# Tarea requerida 1
¿Concuerdan con el fragmento sobre el Día Europeo Sin Coches estas afirmaciones? (a) El ecologista alavés proponía convocar un Día Europeo Con Coches. (b) Según el texto, las obras que se siguen haciendo buscan desanimar a los automovilistas. (c) A quien escribe, la propuesta del ecologista le pareció una mala idea. Responde sí o no a cada una y cita literalmente las palabras del texto que lo deciden.
===== Fragmento de origen
Pero lo de los coches me supera. ¿Están en contra? Pues que lo digan. Que expliquen por qué y que detallen cómo se proponen acabar con esa lacra. ¿Tal vez están decididos a potenciar muchísimo el transporte público y a dificultar el privado hasta conseguir que lo odiemos? No creo, porque el hecho es que siguen haciendo obras y más obras para animar a los automovilistas a meterse con su coche hasta la cocina de las grandes ciudades. Es el caso de Ruiz Gallardón en Madrid, sin ir más lejos (de mi casa).

Vuelvo a la pregunta de siempre: ¿nos han tomado por tontos o es más bien que saben por experiencia que somos tontos?

Oí el otro día a un ecologista alavés que defendía que no se celebrara el Día Europeo Sin Coches, sino todo lo contrario: que se convocara el Día Europeo Con Coches. Sugería que hubiera un día en el que todos los propietarios de coches los usáramos, para abarrotar las calles y demostrar que el modelo de transporte actual, que cuenta con el beneplácito hipócrita oficial, es un disparate absoluto.

Me pareció una gran idea. Recordé la frase de Lenin: «No hay mejor modo de desprestigiar una causa que llevarla a sus últimas consecuencias».

En este caso, hasta estrellarla, ya que de coches se trata.
==========
# Tarea requerida 2
¿Puedes dar como tabla Markdown, con las columnas «n» (número de fila) y «Línea», todo lo que va en los registros desde la línea que contiene "tile-label: Microsoft Store" hasta la que contiene "network-icon bbox=[861, 740, 879, 756]", ambas incluidas y sin líneas en blanco?
===== Datos extraídos
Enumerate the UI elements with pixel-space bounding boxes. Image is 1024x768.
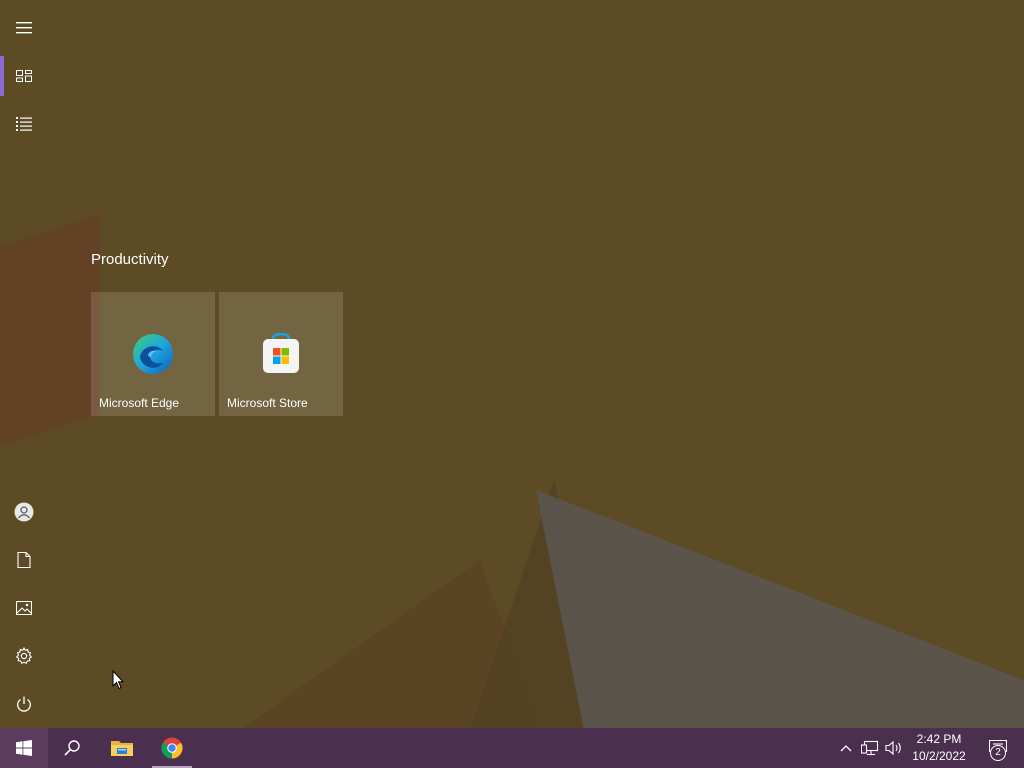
tile-label: Microsoft Store bbox=[227, 396, 308, 410]
wallpaper-shape bbox=[536, 490, 1024, 728]
mouse-cursor-icon bbox=[112, 670, 124, 690]
document-icon bbox=[17, 552, 31, 568]
gear-icon bbox=[15, 647, 33, 665]
chevron-up-icon bbox=[840, 745, 852, 752]
folder-icon bbox=[111, 741, 133, 756]
hamburger-icon bbox=[16, 22, 32, 34]
windows-logo-icon bbox=[16, 740, 32, 756]
clock-date: 10/2/2022 bbox=[912, 749, 966, 763]
show-hidden-icons-button[interactable] bbox=[836, 738, 856, 758]
microsoft-edge-tile[interactable]: Microsoft Edge bbox=[91, 292, 215, 416]
settings-button[interactable] bbox=[0, 632, 48, 680]
pinned-tiles-button[interactable] bbox=[0, 52, 48, 100]
tile-label: Microsoft Edge bbox=[99, 396, 180, 410]
network-icon bbox=[861, 740, 879, 756]
account-button[interactable] bbox=[0, 488, 48, 536]
search-icon bbox=[64, 740, 80, 756]
pictures-button[interactable] bbox=[0, 584, 48, 632]
notification-count-badge: 2 bbox=[990, 745, 1006, 761]
picture-icon bbox=[16, 601, 32, 615]
network-button[interactable] bbox=[860, 738, 880, 758]
documents-button[interactable] bbox=[0, 536, 48, 584]
microsoft-store-tile[interactable]: Microsoft Store bbox=[219, 292, 343, 416]
volume-button[interactable] bbox=[884, 738, 904, 758]
clock-time: 2:42 PM bbox=[916, 732, 962, 746]
start-button[interactable] bbox=[0, 728, 48, 768]
chrome-icon bbox=[161, 737, 183, 759]
chrome-button[interactable] bbox=[148, 728, 196, 768]
tiles-icon bbox=[16, 70, 32, 82]
search-button[interactable] bbox=[48, 728, 96, 768]
power-button[interactable] bbox=[0, 680, 48, 728]
edge-icon bbox=[133, 334, 173, 374]
taskbar-clock[interactable]: 2:42 PM 10/2/2022 bbox=[906, 731, 972, 765]
file-explorer-button[interactable] bbox=[98, 728, 146, 768]
user-icon bbox=[14, 502, 34, 522]
expand-menu-button[interactable] bbox=[0, 4, 48, 52]
start-menu-rail bbox=[0, 0, 48, 728]
all-apps-button[interactable] bbox=[0, 100, 48, 148]
power-icon bbox=[17, 696, 31, 712]
volume-icon bbox=[885, 740, 901, 756]
list-icon bbox=[16, 117, 32, 131]
taskbar: 2:42 PM 10/2/2022 bbox=[0, 728, 1024, 768]
tile-group-title[interactable]: Productivity bbox=[91, 251, 169, 268]
store-icon bbox=[263, 333, 299, 373]
notification-count: 2 bbox=[995, 747, 1001, 758]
==========
# Resultado 1
(a) Sí: «que se convocara el Día Europeo Con Coches»
(b) No: «siguen haciendo obras y más obras para animar a los automovilistas a meterse con su coche hasta la cocina de las grandes ciudades»
(c) No: «Me pareció una gran idea.»

# Resultado 2
| n | Línea |
|---|---|
| 1 | tile-label: Microsoft Store bbox=[227, 396, 308, 410] |
| 2 | wallpaper-shape bbox=[536, 490, 1024, 728] |
| 3 | mouse-cursor-icon bbox=[112, 670, 124, 690] |
| 4 | document-icon bbox=[17, 552, 31, 568] |
| 5 | gear-icon bbox=[15, 647, 33, 665] |
| 6 | chevron-up-icon bbox=[840, 745, 852, 752] |
| 7 | folder-icon bbox=[111, 741, 133, 756] |
| 8 | hamburger-icon bbox=[16, 22, 32, 34] |
| 9 | windows-logo-icon bbox=[16, 740, 32, 756] |
| 10 | clock-date: 10/2/2022 bbox=[912, 749, 966, 763] |
| 11 | show-hidden-icons-button[interactable] bbox=[836, 738, 856, 758] |
| 12 | microsoft-edge-tile[interactable]: Microsoft Edge bbox=[91, 292, 215, 416] |
| 13 | settings-button[interactable] bbox=[0, 632, 48, 680] |
| 14 | pinned-tiles-button[interactable] bbox=[0, 52, 48, 100] |
| 15 | tile-label: Microsoft Edge bbox=[99, 396, 180, 410] |
| 16 | network-icon bbox=[861, 740, 879, 756] |